### The problem
Transcribe each entry below exactly. Pictures do not go in the copy.

### Data supplied
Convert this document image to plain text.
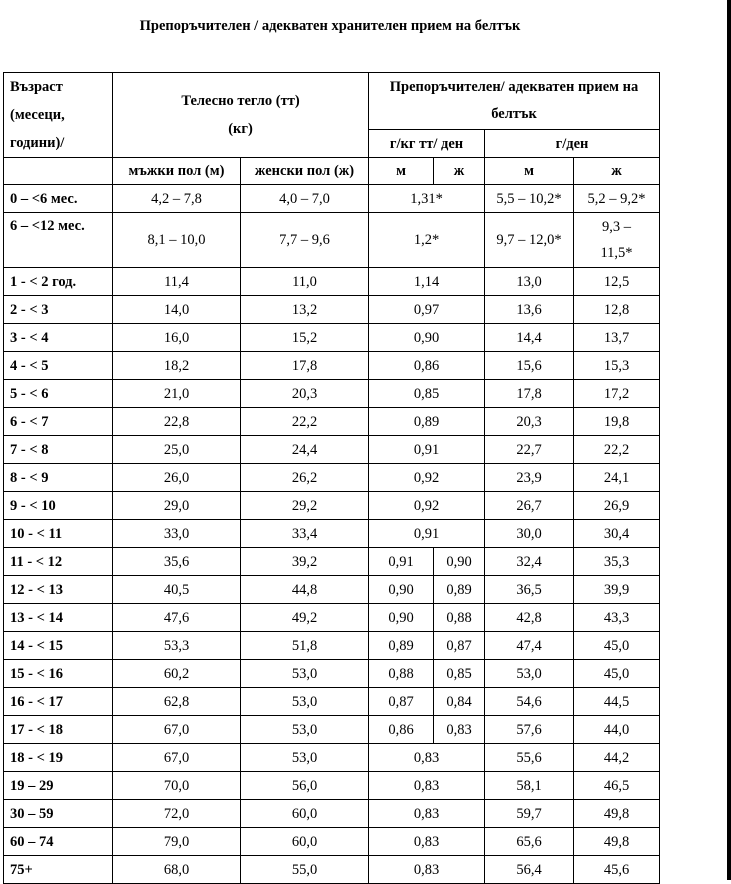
Препоръчителен / адекватен хранителен прием на белтък
Възраст
(месеци,
години)/	Телесно тегло (тт)
(кг)		Препоръчителен/ адекватен прием на
белтък			
			г/кг тт/ ден		г/ден	
	мъжки пол (м)	женски пол (ж)	м	ж	м	ж
0 – <6 мес.	4,2 – 7,8	4,0 – 7,0	1,31*		5,5 – 10,2*	5,2 – 9,2*
6 – <12 мес.	8,1 – 10,0	7,7 – 9,6	1,2*		9,7 – 12,0*	9,3 –
11,5*
1 - < 2 год.	11,4	11,0	1,14		13,0	12,5
2 - < 3	14,0	13,2	0,97		13,6	12,8
3 - < 4	16,0	15,2	0,90		14,4	13,7
4 - < 5	18,2	17,8	0,86		15,6	15,3
5 - < 6	21,0	20,3	0,85		17,8	17,2
6 - < 7	22,8	22,2	0,89		20,3	19,8
7 - < 8	25,0	24,4	0,91		22,7	22,2
8 - < 9	26,0	26,2	0,92		23,9	24,1
9 - < 10	29,0	29,2	0,92		26,7	26,9
10 - < 11	33,0	33,4	0,91		30,0	30,4
11 - < 12	35,6	39,2	0,91	0,90	32,4	35,3
12 - < 13	40,5	44,8	0,90	0,89	36,5	39,9
13 - < 14	47,6	49,2	0,90	0,88	42,8	43,3
14 - < 15	53,3	51,8	0,89	0,87	47,4	45,0
15 - < 16	60,2	53,0	0,88	0,85	53,0	45,0
16 - < 17	62,8	53,0	0,87	0,84	54,6	44,5
17 - < 18	67,0	53,0	0,86	0,83	57,6	44,0
18 - < 19	67,0	53,0	0,83		55,6	44,2
19 – 29	70,0	56,0	0,83		58,1	46,5
30 – 59	72,0	60,0	0,83		59,7	49,8
60 – 74	79,0	60,0	0,83		65,6	49,8
75+	68,0	55,0	0,83		56,4	45,6
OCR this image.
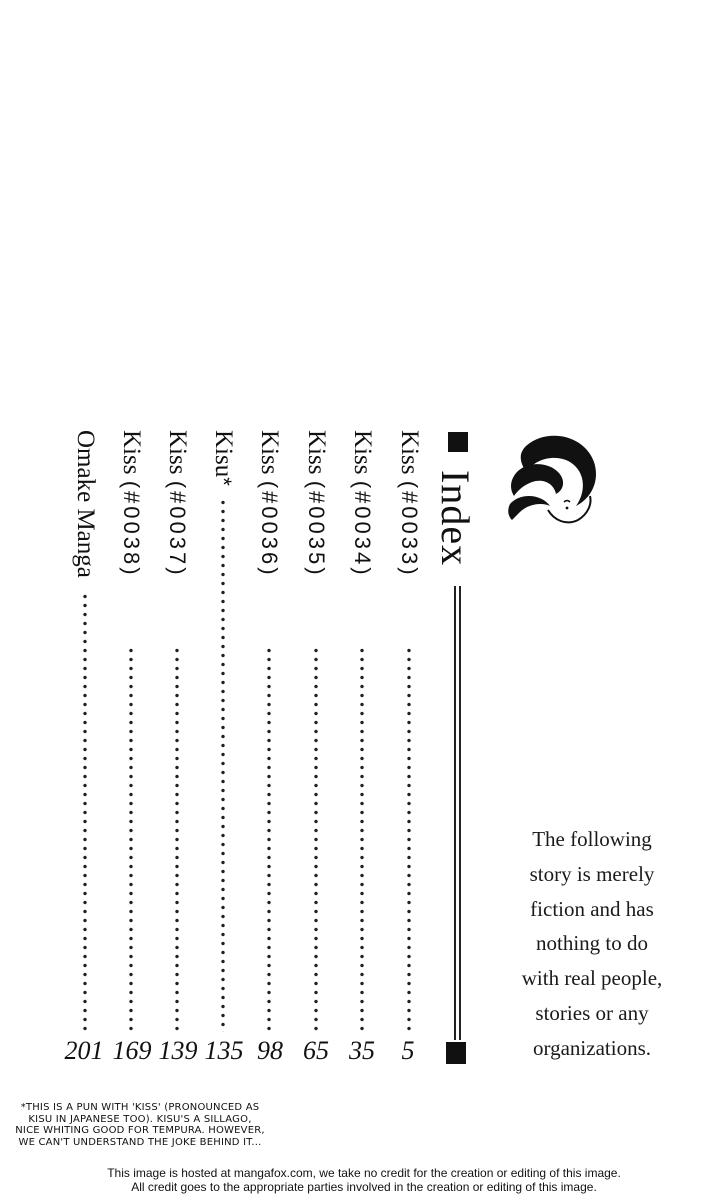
Index
Kiss (#0033)
5
Kiss (#0034)
35
Kiss (#0035)
65
Kiss (#0036)
98
Kisu*
135
Kiss (#0037)
139
Kiss (#0038)
169
Omake Manga
201
The following
story is merely
fiction and has
nothing to do
with real people,
stories or any
organizations.
*THIS IS A PUN WITH 'KISS' (PRONOUNCED AS
KISU IN JAPANESE TOO). KISU'S A SILLAGO,
NICE WHITING GOOD FOR TEMPURA. HOWEVER,
WE CAN'T UNDERSTAND THE JOKE BEHIND IT...
This image is hosted at mangafox.com, we take no credit for the creation or editing of this image.
All credit goes to the appropriate parties involved in the creation or editing of this image.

### Task output
Convert this document image to plain text.
Препоръчителен / адекватен хранителен прием на белтък
Възраст
(месеци,
години)/	Телесно тегло (тт)
(кг)		Препоръчителен/ адекватен прием на
белтък			
			г/кг тт/ ден		г/ден	
	мъжки пол (м)	женски пол (ж)	м	ж	м	ж
0 – <6 мес.	4,2 – 7,8	4,0 – 7,0	1,31*		5,5 – 10,2*	5,2 – 9,2*
6 – <12 мес.	8,1 – 10,0	7,7 – 9,6	1,2*		9,7 – 12,0*	9,3 –
11,5*
1 - < 2 год.	11,4	11,0	1,14		13,0	12,5
2 - < 3	14,0	13,2	0,97		13,6	12,8
3 - < 4	16,0	15,2	0,90		14,4	13,7
4 - < 5	18,2	17,8	0,86		15,6	15,3
5 - < 6	21,0	20,3	0,85		17,8	17,2
6 - < 7	22,8	22,2	0,89		20,3	19,8
7 - < 8	25,0	24,4	0,91		22,7	22,2
8 - < 9	26,0	26,2	0,92		23,9	24,1
9 - < 10	29,0	29,2	0,92		26,7	26,9
10 - < 11	33,0	33,4	0,91		30,0	30,4
11 - < 12	35,6	39,2	0,91	0,90	32,4	35,3
12 - < 13	40,5	44,8	0,90	0,89	36,5	39,9
13 - < 14	47,6	49,2	0,90	0,88	42,8	43,3
14 - < 15	53,3	51,8	0,89	0,87	47,4	45,0
15 - < 16	60,2	53,0	0,88	0,85	53,0	45,0
16 - < 17	62,8	53,0	0,87	0,84	54,6	44,5
17 - < 18	67,0	53,0	0,86	0,83	57,6	44,0
18 - < 19	67,0	53,0	0,83		55,6	44,2
19 – 29	70,0	56,0	0,83		58,1	46,5
30 – 59	72,0	60,0	0,83		59,7	49,8
60 – 74	79,0	60,0	0,83		65,6	49,8
75+	68,0	55,0	0,83		56,4	45,6
OCR this image.
Index
Kiss (#0033)
5
Kiss (#0034)
35
Kiss (#0035)
65
Kiss (#0036)
98
Kisu*
135
Kiss (#0037)
139
Kiss (#0038)
169
Omake Manga
201
The following
story is merely
fiction and has
nothing to do
with real people,
stories or any
organizations.
*THIS IS A PUN WITH 'KISS' (PRONOUNCED AS
KISU IN JAPANESE TOO). KISU'S A SILLAGO,
NICE WHITING GOOD FOR TEMPURA. HOWEVER,
WE CAN'T UNDERSTAND THE JOKE BEHIND IT...
This image is hosted at mangafox.com, we take no credit for the creation or editing of this image.
All credit goes to the appropriate parties involved in the creation or editing of this image.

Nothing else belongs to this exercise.